**Your instructions:**
Quote every line of the material beneath this one.

Data records

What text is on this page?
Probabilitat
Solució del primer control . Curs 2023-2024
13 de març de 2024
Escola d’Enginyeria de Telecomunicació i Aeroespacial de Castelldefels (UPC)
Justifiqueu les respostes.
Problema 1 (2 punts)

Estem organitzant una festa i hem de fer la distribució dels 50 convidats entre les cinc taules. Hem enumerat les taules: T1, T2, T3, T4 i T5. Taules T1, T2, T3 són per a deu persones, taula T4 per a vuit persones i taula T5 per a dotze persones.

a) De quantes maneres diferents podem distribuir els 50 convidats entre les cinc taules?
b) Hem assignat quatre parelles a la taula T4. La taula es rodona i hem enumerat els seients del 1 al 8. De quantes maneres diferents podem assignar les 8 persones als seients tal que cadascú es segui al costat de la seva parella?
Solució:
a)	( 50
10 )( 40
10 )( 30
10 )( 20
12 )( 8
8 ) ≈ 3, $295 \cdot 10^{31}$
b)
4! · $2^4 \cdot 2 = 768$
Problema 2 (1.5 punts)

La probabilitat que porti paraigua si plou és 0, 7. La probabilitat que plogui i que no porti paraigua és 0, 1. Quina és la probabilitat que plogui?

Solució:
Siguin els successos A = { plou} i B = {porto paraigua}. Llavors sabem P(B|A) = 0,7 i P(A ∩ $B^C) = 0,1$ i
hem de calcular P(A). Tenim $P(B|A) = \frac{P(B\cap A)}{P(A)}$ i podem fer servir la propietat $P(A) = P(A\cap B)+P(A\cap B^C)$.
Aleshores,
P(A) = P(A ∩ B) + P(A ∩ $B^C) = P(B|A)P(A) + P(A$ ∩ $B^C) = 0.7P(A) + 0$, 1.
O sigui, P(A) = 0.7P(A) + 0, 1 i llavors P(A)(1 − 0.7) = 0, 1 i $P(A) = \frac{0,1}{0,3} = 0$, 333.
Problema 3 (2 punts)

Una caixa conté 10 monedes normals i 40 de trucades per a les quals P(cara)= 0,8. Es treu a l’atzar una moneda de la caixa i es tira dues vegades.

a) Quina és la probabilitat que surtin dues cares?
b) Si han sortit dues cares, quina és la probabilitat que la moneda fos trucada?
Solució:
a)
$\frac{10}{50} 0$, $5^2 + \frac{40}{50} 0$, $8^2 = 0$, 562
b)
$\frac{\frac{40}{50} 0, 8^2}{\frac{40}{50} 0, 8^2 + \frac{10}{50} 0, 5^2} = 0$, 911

**Expected output:**
What text is on this page?
Probabilitat
Solució del primer control . Curs 2023-2024
13 de març de 2024
Escola d’Enginyeria de Telecomunicació i Aeroespacial de Castelldefels (UPC)
Justifiqueu les respostes.
Problema 1 (2 punts)

Estem organitzant una festa i hem de fer la distribució dels 50 convidats entre les cinc taules. Hem enumerat les taules: T1, T2, T3, T4 i T5. Taules T1, T2, T3 són per a deu persones, taula T4 per a vuit persones i taula T5 per a dotze persones.

a) De quantes maneres diferents podem distribuir els 50 convidats entre les cinc taules?
b) Hem assignat quatre parelles a la taula T4. La taula es rodona i hem enumerat els seients del 1 al 8. De quantes maneres diferents podem assignar les 8 persones als seients tal que cadascú es segui al costat de la seva parella?
Solució:
a)	( 50
10 )( 40
10 )( 30
10 )( 20
12 )( 8
8 ) ≈ 3, $295 \cdot 10^{31}$
b)
4! · $2^4 \cdot 2 = 768$
Problema 2 (1.5 punts)

La probabilitat que porti paraigua si plou és 0, 7. La probabilitat que plogui i que no porti paraigua és 0, 1. Quina és la probabilitat que plogui?

Solució:
Siguin els successos A = { plou} i B = {porto paraigua}. Llavors sabem P(B|A) = 0,7 i P(A ∩ $B^C) = 0,1$ i
hem de calcular P(A). Tenim $P(B|A) = \frac{P(B\cap A)}{P(A)}$ i podem fer servir la propietat $P(A) = P(A\cap B)+P(A\cap B^C)$.
Aleshores,
P(A) = P(A ∩ B) + P(A ∩ $B^C) = P(B|A)P(A) + P(A$ ∩ $B^C) = 0.7P(A) + 0$, 1.
O sigui, P(A) = 0.7P(A) + 0, 1 i llavors P(A)(1 − 0.7) = 0, 1 i $P(A) = \frac{0,1}{0,3} = 0$, 333.
Problema 3 (2 punts)

Una caixa conté 10 monedes normals i 40 de trucades per a les quals P(cara)= 0,8. Es treu a l’atzar una moneda de la caixa i es tira dues vegades.

a) Quina és la probabilitat que surtin dues cares?
b) Si han sortit dues cares, quina és la probabilitat que la moneda fos trucada?
Solució:
a)
$\frac{10}{50} 0$, $5^2 + \frac{40}{50} 0$, $8^2 = 0$, 562
b)
$\frac{\frac{40}{50} 0, 8^2}{\frac{40}{50} 0, 8^2 + \frac{10}{50} 0, 5^2} = 0$, 911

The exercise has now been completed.